— START —

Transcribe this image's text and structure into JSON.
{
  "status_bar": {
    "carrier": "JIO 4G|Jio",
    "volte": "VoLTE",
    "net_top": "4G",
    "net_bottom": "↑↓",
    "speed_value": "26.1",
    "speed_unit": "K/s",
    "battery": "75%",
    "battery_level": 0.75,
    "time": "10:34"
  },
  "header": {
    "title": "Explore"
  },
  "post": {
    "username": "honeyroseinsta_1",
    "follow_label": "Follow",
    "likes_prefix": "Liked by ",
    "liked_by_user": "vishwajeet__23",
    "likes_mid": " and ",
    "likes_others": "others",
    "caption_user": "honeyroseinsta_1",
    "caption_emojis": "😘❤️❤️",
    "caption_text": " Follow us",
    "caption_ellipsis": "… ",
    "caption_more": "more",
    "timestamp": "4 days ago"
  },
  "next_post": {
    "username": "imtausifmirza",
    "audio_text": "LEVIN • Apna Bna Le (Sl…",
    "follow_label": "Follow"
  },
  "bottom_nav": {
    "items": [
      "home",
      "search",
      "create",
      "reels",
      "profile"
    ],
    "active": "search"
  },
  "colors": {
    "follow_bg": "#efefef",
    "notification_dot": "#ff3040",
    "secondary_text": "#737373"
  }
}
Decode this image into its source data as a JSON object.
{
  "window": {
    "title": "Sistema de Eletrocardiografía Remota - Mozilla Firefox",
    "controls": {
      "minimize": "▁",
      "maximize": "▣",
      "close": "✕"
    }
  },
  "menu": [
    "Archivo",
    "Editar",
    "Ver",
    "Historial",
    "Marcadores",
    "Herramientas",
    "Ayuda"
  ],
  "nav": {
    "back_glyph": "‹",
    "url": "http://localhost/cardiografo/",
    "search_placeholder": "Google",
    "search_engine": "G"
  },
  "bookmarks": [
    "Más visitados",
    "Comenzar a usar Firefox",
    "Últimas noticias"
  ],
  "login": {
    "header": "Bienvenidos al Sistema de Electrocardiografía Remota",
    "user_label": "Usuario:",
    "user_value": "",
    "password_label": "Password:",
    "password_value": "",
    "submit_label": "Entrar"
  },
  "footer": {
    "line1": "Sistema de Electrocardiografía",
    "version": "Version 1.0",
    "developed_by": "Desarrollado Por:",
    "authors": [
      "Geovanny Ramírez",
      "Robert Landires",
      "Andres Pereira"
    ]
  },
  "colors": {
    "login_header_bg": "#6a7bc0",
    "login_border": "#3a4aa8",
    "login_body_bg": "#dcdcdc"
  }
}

— END —

■ **Aim of the task**
Scan the material line by line and report each one that contains "Firefox".

■ **Exercise answer**
    "title": "Sistema de Eletrocardiografía Remota - Mozilla Firefox",
    "Comenzar a usar Firefox",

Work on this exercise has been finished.